[begin DATASET EXTRACT]
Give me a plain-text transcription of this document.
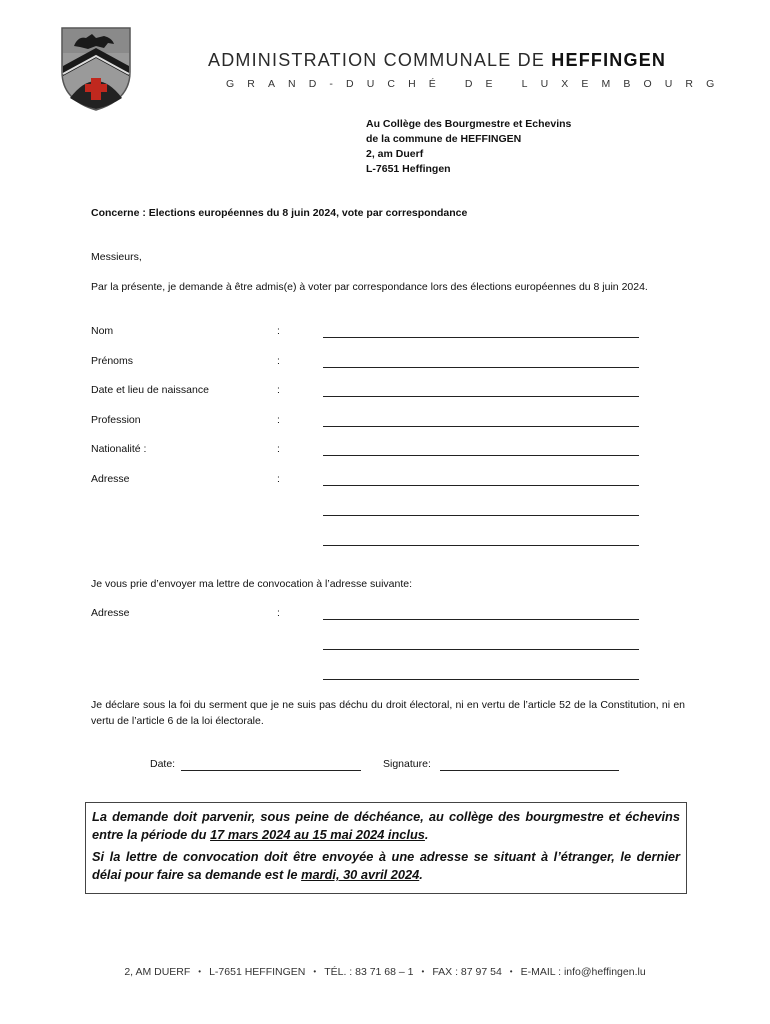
ADMINISTRATION COMMUNALE DE HEFFINGEN
GRAND-DUCHÉ DE LUXEMBOURG
Au Collège des Bourgmestre et Echevins
de la commune de HEFFINGEN
2, am Duerf
L-7651 Heffingen
Concerne : Elections européennes du 8 juin 2024, vote par correspondance
Messieurs,
Par la présente, je demande à être admis(e) à voter par correspondance lors des élections européennes du 8 juin 2024.
Nom	:
Prénoms	:
Date et lieu de naissance	:
Profession	:
Nationalité :	:
Adresse	:
Je vous prie d’envoyer ma lettre de convocation à l’adresse suivante:
Adresse	:
Je déclare sous la foi du serment que je ne suis pas déchu du droit électoral, ni en vertu de l’article 52 de la Constitution, ni en vertu de l’article 6 de la loi électorale.
Date:	Signature:

La demande doit parvenir, sous peine de déchéance, au collège des bourgmestre et échevins entre la période du 17 mars 2024 au 15 mai 2024 inclus.

Si la lettre de convocation doit être envoyée à une adresse se situant à l’étranger, le dernier délai pour faire sa demande est le mardi, 30 avril 2024.

2, AM DUERF • L-7651 HEFFINGEN • TÉL. : 83 71 68 – 1 • FAX : 87 97 54 • E-MAIL : info@heffingen.lu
[end DATASET EXTRACT]
# PROBLEM
Write out the material above again, word for word, minus its pictures.

# TASK OUTPUT
Give me a plain-text transcription of this document.
ADMINISTRATION COMMUNALE DE HEFFINGEN
GRAND-DUCHÉ DE LUXEMBOURG
Au Collège des Bourgmestre et Echevins
de la commune de HEFFINGEN
2, am Duerf
L-7651 Heffingen
Concerne : Elections européennes du 8 juin 2024, vote par correspondance
Messieurs,
Par la présente, je demande à être admis(e) à voter par correspondance lors des élections européennes du 8 juin 2024.
Nom	:
Prénoms	:
Date et lieu de naissance	:
Profession	:
Nationalité :	:
Adresse	:
Je vous prie d’envoyer ma lettre de convocation à l’adresse suivante:
Adresse	:
Je déclare sous la foi du serment que je ne suis pas déchu du droit électoral, ni en vertu de l’article 52 de la Constitution, ni en vertu de l’article 6 de la loi électorale.
Date:	Signature:

La demande doit parvenir, sous peine de déchéance, au collège des bourgmestre et échevins entre la période du 17 mars 2024 au 15 mai 2024 inclus.

Si la lettre de convocation doit être envoyée à une adresse se situant à l’étranger, le dernier délai pour faire sa demande est le mardi, 30 avril 2024.

2, AM DUERF • L-7651 HEFFINGEN • TÉL. : 83 71 68 – 1 • FAX : 87 97 54 • E-MAIL : info@heffingen.lu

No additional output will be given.